■ PROBLEM ■
Please duplicate the lines starting at the line that contains "Find all labels, buttons, inputs, and" and ending at the line that contains "rail-record-create[interactable]: Record &", both included.
Start RAW RECORDS
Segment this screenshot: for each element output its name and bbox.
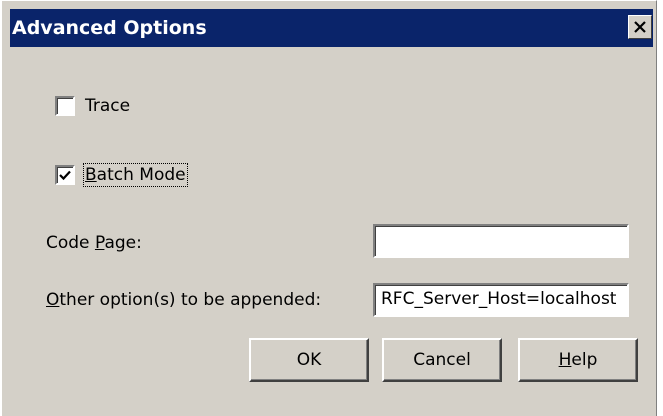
End RAW RECORDS
Start RAW RECORDS
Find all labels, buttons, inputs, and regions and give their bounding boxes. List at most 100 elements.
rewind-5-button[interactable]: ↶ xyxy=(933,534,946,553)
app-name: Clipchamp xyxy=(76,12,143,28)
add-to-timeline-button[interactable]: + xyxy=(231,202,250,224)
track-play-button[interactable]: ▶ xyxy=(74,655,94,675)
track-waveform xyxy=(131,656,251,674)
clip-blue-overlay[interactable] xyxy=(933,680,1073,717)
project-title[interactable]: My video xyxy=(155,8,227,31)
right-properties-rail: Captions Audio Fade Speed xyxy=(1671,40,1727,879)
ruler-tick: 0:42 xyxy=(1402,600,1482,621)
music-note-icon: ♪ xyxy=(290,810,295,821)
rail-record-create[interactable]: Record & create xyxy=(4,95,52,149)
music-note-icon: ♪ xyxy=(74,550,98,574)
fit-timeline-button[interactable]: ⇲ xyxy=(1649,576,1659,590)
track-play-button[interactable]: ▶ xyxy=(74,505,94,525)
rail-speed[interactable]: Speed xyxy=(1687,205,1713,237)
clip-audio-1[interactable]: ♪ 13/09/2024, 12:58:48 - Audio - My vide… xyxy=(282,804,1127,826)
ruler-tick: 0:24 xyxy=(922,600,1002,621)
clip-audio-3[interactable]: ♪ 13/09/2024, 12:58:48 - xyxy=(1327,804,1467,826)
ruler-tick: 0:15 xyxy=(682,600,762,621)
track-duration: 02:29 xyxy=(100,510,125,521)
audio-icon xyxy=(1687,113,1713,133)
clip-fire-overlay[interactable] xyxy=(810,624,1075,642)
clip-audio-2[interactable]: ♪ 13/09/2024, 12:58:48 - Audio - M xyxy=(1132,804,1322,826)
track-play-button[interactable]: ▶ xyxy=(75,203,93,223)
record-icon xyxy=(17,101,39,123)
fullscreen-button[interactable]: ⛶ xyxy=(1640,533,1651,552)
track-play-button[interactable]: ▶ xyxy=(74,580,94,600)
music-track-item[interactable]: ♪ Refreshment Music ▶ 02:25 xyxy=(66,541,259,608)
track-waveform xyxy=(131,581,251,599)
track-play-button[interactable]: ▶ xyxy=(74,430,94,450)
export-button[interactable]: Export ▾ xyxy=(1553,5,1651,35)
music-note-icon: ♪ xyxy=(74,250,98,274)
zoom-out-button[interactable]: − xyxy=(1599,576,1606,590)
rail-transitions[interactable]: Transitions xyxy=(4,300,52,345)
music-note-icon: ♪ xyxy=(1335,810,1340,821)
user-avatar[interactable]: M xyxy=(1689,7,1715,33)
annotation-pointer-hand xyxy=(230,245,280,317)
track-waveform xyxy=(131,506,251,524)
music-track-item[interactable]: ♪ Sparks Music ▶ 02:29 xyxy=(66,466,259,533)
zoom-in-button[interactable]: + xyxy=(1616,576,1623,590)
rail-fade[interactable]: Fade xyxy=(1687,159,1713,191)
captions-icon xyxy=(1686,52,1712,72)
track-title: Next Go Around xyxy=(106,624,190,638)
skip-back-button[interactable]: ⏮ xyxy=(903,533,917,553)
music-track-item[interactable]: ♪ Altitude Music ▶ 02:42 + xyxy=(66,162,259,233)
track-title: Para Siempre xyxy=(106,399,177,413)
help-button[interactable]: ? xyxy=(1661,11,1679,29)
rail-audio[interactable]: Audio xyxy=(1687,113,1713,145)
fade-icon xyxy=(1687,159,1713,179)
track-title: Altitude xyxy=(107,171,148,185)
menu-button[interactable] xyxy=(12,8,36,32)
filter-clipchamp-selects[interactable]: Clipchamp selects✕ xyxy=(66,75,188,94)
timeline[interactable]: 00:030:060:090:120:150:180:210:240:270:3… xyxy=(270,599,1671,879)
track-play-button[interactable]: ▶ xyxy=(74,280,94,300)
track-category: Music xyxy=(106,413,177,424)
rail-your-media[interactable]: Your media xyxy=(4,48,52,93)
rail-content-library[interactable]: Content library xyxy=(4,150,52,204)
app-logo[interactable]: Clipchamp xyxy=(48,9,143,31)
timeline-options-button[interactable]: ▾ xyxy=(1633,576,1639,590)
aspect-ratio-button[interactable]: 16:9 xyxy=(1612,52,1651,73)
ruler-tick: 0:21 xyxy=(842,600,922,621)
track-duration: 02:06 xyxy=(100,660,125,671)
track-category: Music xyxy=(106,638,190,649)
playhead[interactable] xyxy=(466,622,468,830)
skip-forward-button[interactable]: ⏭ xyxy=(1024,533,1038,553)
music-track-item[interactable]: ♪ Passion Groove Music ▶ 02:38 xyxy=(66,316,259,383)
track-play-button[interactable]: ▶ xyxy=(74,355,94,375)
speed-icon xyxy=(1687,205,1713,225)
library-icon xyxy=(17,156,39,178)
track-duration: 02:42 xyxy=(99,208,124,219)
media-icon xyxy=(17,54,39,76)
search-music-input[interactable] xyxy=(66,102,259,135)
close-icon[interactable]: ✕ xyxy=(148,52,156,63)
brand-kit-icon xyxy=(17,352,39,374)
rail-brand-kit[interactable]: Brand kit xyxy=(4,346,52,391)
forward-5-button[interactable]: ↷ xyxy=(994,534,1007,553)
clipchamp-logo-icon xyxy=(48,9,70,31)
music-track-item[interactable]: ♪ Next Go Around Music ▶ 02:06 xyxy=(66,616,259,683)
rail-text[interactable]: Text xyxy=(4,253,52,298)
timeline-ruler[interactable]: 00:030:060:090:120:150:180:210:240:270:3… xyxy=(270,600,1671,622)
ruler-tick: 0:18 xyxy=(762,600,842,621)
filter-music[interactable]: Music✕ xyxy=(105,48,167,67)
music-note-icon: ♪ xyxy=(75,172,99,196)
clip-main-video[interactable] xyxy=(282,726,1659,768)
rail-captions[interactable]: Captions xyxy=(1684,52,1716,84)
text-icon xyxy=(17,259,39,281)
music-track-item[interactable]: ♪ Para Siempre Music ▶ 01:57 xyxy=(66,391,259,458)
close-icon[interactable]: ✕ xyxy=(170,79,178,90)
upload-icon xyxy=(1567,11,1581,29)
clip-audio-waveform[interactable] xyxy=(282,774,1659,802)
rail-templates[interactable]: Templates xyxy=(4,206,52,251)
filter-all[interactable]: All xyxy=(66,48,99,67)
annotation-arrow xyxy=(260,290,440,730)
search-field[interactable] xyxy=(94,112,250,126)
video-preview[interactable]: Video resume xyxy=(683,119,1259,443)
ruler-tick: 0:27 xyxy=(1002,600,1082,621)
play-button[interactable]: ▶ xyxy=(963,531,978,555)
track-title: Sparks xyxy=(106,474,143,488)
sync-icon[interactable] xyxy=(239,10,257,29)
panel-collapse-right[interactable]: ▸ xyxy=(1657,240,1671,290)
End RAW RECORDS
■ EXPECTED ANSWER ■
Find all labels, buttons, inputs, and regions and give their bounding boxes. List at most 100 elements.
rewind-5-button[interactable]: ↶ xyxy=(933,534,946,553)
app-name: Clipchamp xyxy=(76,12,143,28)
add-to-timeline-button[interactable]: + xyxy=(231,202,250,224)
track-play-button[interactable]: ▶ xyxy=(74,655,94,675)
track-waveform xyxy=(131,656,251,674)
clip-blue-overlay[interactable] xyxy=(933,680,1073,717)
project-title[interactable]: My video xyxy=(155,8,227,31)
right-properties-rail: Captions Audio Fade Speed xyxy=(1671,40,1727,879)
ruler-tick: 0:42 xyxy=(1402,600,1482,621)
music-note-icon: ♪ xyxy=(290,810,295,821)
rail-record-create[interactable]: Record & create xyxy=(4,95,52,149)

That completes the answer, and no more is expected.